[Data extracted from a collection]
• • • • •

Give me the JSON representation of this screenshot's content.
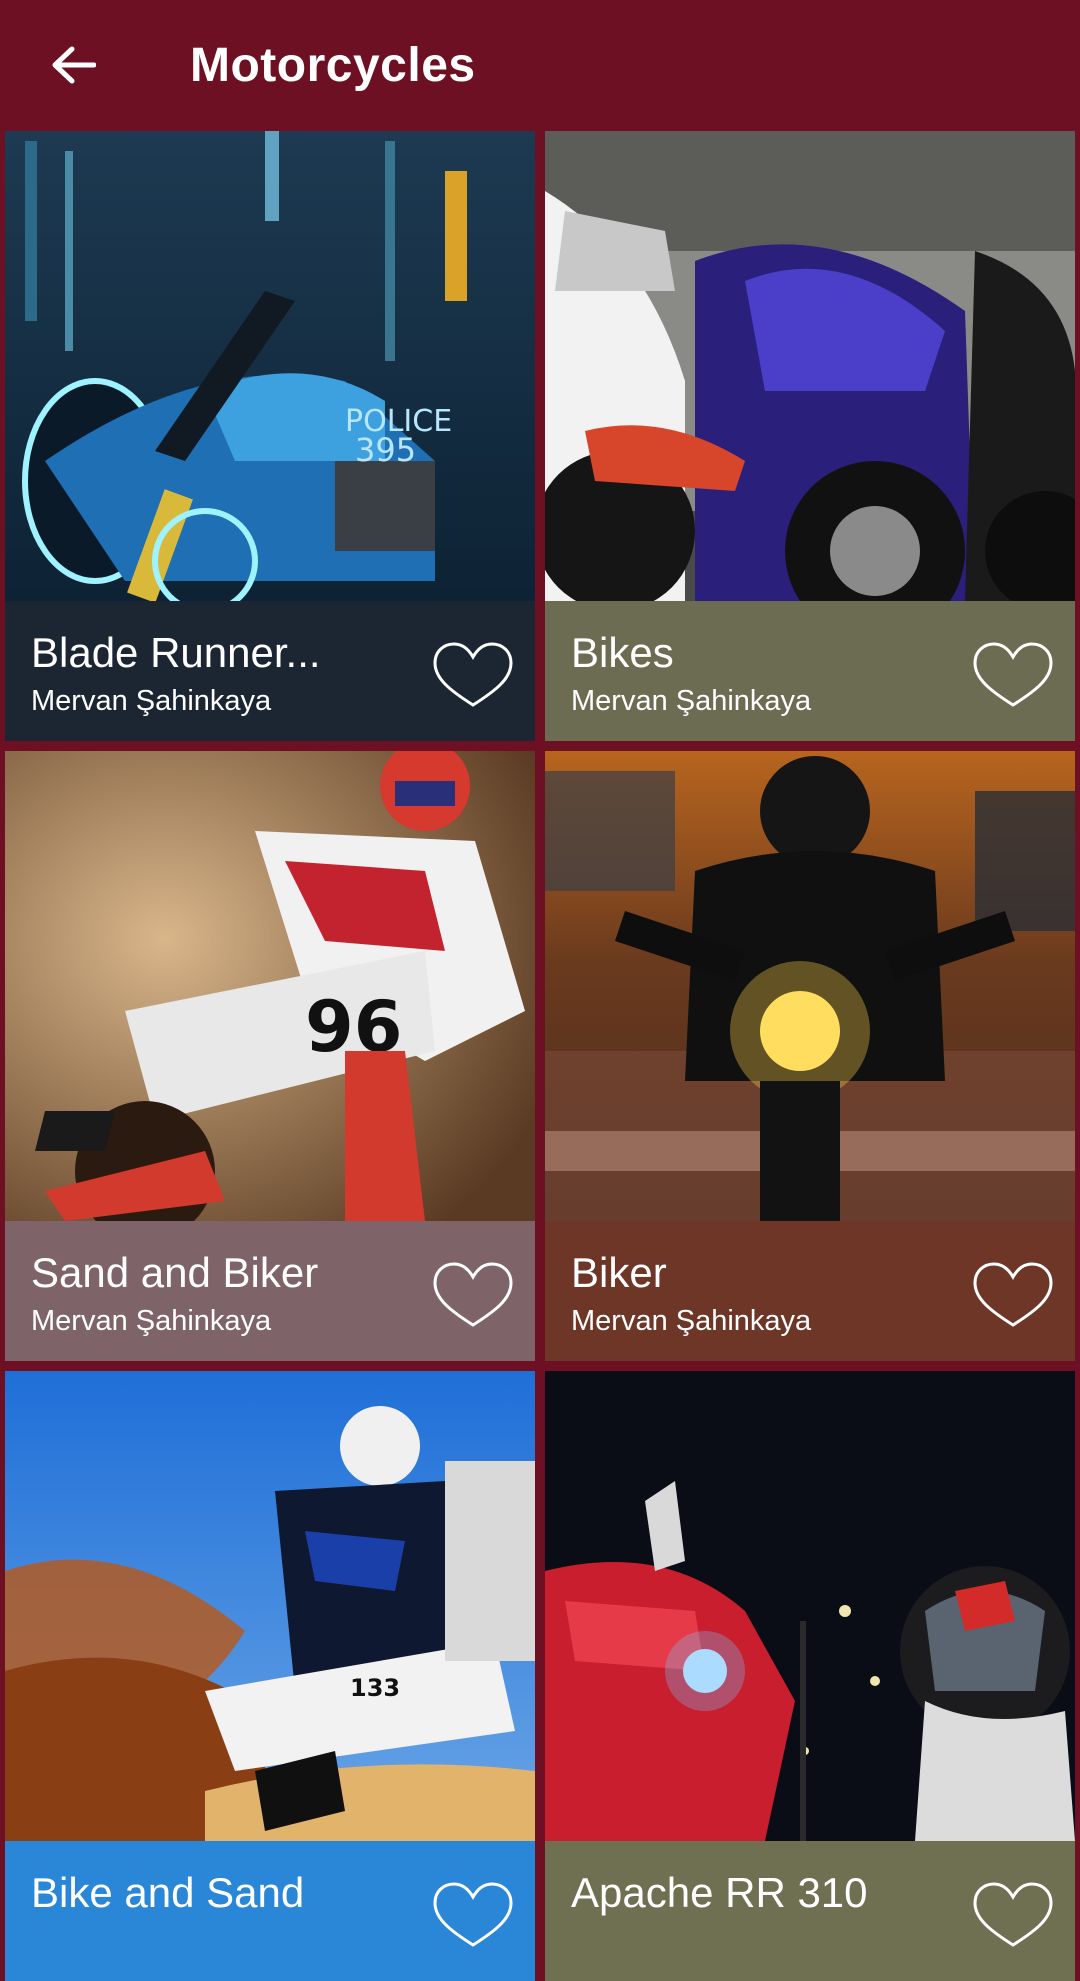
{
  "appbar": {
    "title": "Motorcycles",
    "back_icon": "arrow-left-icon"
  },
  "colors": {
    "appbar_bg": "#6e1024",
    "card_footers": [
      "#1c2633",
      "#6c6c52",
      "#7e6469",
      "#6d3627",
      "#2a86d6",
      "#6f6f52"
    ]
  },
  "cards": [
    {
      "title": "Blade Runner...",
      "author": "Mervan Şahinkaya",
      "favorite_icon": "heart-outline-icon"
    },
    {
      "title": "Bikes",
      "author": "Mervan Şahinkaya",
      "favorite_icon": "heart-outline-icon"
    },
    {
      "title": "Sand and Biker",
      "author": "Mervan Şahinkaya",
      "favorite_icon": "heart-outline-icon"
    },
    {
      "title": "Biker",
      "author": "Mervan Şahinkaya",
      "favorite_icon": "heart-outline-icon"
    },
    {
      "title": "Bike and Sand",
      "author": "",
      "favorite_icon": "heart-outline-icon"
    },
    {
      "title": "Apache RR 310",
      "author": "",
      "favorite_icon": "heart-outline-icon"
    }
  ]
}
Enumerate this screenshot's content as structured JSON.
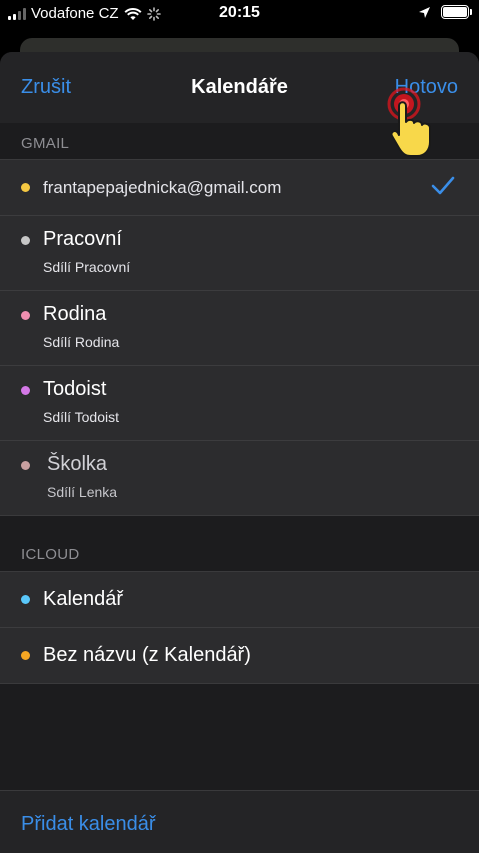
{
  "status_bar": {
    "carrier": "Vodafone CZ",
    "time": "20:15"
  },
  "sheet": {
    "cancel_label": "Zrušit",
    "title": "Kalendáře",
    "done_label": "Hotovo",
    "add_calendar_label": "Přidat kalendář"
  },
  "sections": [
    {
      "header": "GMAIL",
      "calendars": [
        {
          "name": "frantapepajednicka@gmail.com",
          "subtitle": "",
          "color": "#f5c842",
          "checked": true
        },
        {
          "name": "Pracovní",
          "subtitle": "Sdílí Pracovní",
          "color": "#c7c7c7",
          "checked": false
        },
        {
          "name": "Rodina",
          "subtitle": "Sdílí Rodina",
          "color": "#f08fb0",
          "checked": false
        },
        {
          "name": "Todoist",
          "subtitle": "Sdílí Todoist",
          "color": "#d478e6",
          "checked": false
        },
        {
          "name": "Školka",
          "subtitle": "Sdílí Lenka",
          "color": "#c8a0a0",
          "checked": false
        }
      ]
    },
    {
      "header": "ICLOUD",
      "calendars": [
        {
          "name": "Kalendář",
          "subtitle": "",
          "color": "#5ac8fa",
          "checked": false
        },
        {
          "name": "Bez názvu (z Kalendář)",
          "subtitle": "",
          "color": "#f5a623",
          "checked": false
        }
      ]
    }
  ],
  "colors": {
    "accent": "#3a8ee8",
    "sheet_background": "#1c1c1e",
    "row_background": "#2c2c2e",
    "tap_indicator": "#e0141e",
    "hand_cursor": "#f8d84a"
  }
}
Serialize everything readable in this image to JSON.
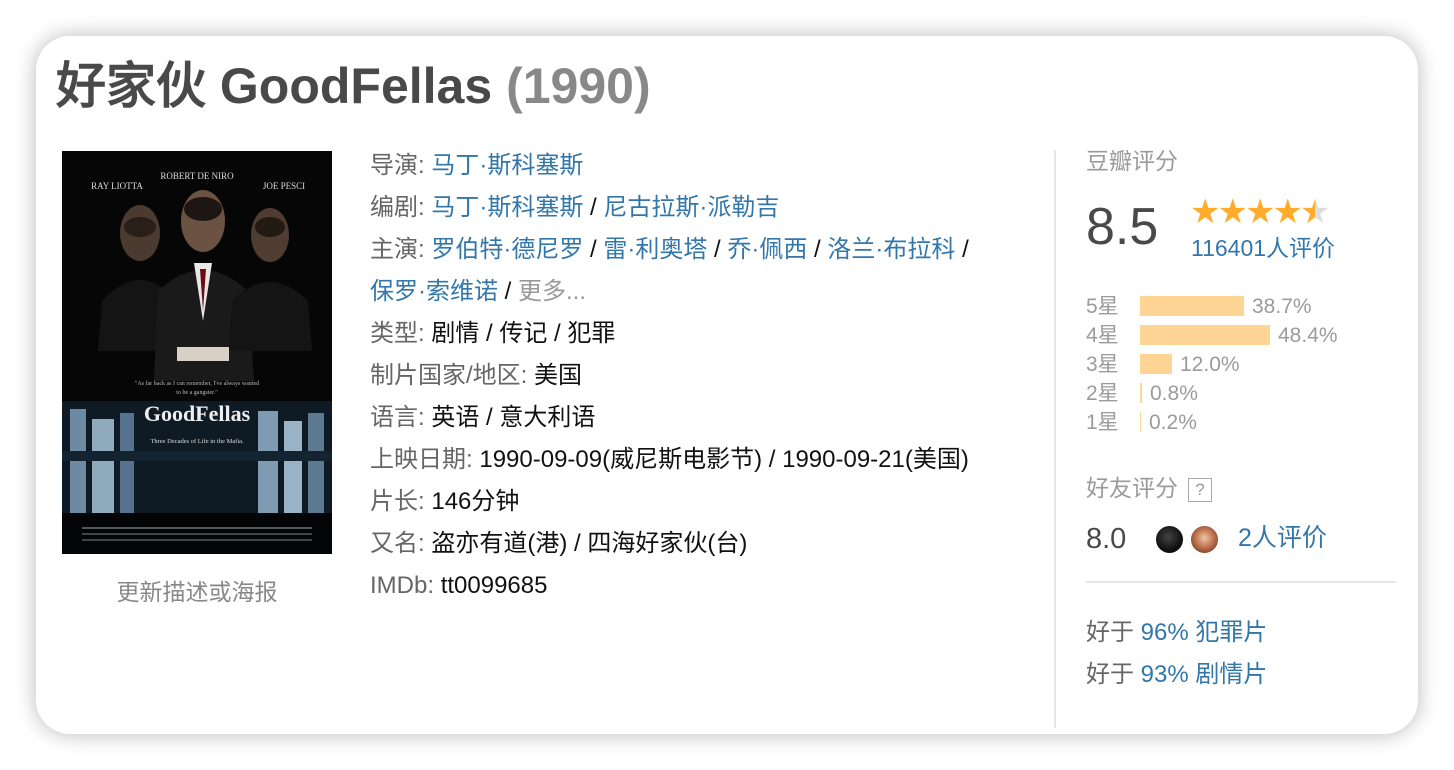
{
  "title": {
    "name": "好家伙 GoodFellas",
    "year": "(1990)"
  },
  "poster": {
    "cast_top": [
      "RAY LIOTTA",
      "ROBERT DE NIRO",
      "JOE PESCI"
    ],
    "quote": "\"As far back as I can remember, I've always wanted to be a gangster.\"",
    "logo": "GoodFellas",
    "tagline": "Three Decades of Life in the Mafia."
  },
  "update_link": "更新描述或海报",
  "info": {
    "director_label": "导演:",
    "directors": [
      "马丁·斯科塞斯"
    ],
    "writer_label": "编剧:",
    "writers": [
      "马丁·斯科塞斯",
      "尼古拉斯·派勒吉"
    ],
    "cast_label": "主演:",
    "cast": [
      "罗伯特·德尼罗",
      "雷·利奥塔",
      "乔·佩西",
      "洛兰·布拉科",
      "保罗·索维诺"
    ],
    "more": "更多...",
    "genre_label": "类型:",
    "genre": "剧情 / 传记 / 犯罪",
    "country_label": "制片国家/地区:",
    "country": "美国",
    "language_label": "语言:",
    "language": "英语 / 意大利语",
    "release_label": "上映日期:",
    "release": "1990-09-09(威尼斯电影节) / 1990-09-21(美国)",
    "runtime_label": "片长:",
    "runtime": "146分钟",
    "aka_label": "又名:",
    "aka": "盗亦有道(港) / 四海好家伙(台)",
    "imdb_label": "IMDb:",
    "imdb": "tt0099685"
  },
  "rating": {
    "label": "豆瓣评分",
    "score": "8.5",
    "stars": 4.5,
    "count": "116401人评价",
    "distribution": [
      {
        "label": "5星",
        "percent": 38.7,
        "text": "38.7%"
      },
      {
        "label": "4星",
        "percent": 48.4,
        "text": "48.4%"
      },
      {
        "label": "3星",
        "percent": 12.0,
        "text": "12.0%"
      },
      {
        "label": "2星",
        "percent": 0.8,
        "text": "0.8%"
      },
      {
        "label": "1星",
        "percent": 0.2,
        "text": "0.2%"
      }
    ],
    "bar_color": "#ffd596",
    "star_color": "#ffac2d"
  },
  "friends": {
    "label": "好友评分",
    "help": "?",
    "score": "8.0",
    "count": "2人评价"
  },
  "better_than": [
    {
      "prefix": "好于",
      "value": "96% 犯罪片"
    },
    {
      "prefix": "好于",
      "value": "93% 剧情片"
    }
  ],
  "colors": {
    "link": "#3377aa",
    "muted": "#9b9b9b"
  }
}
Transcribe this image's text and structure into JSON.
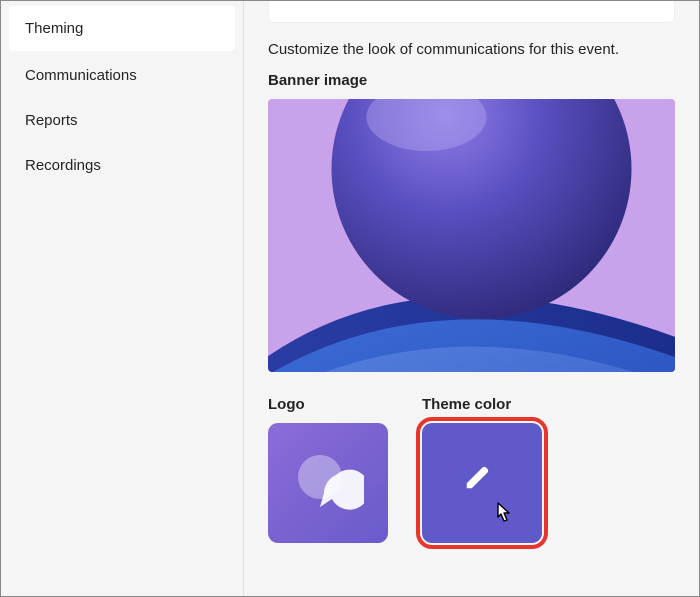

• • • • •

EXERCISE PROMPT: Report how many lines of the records above contain the word "this", giving only the number.

REPLY TO THE TASK: 4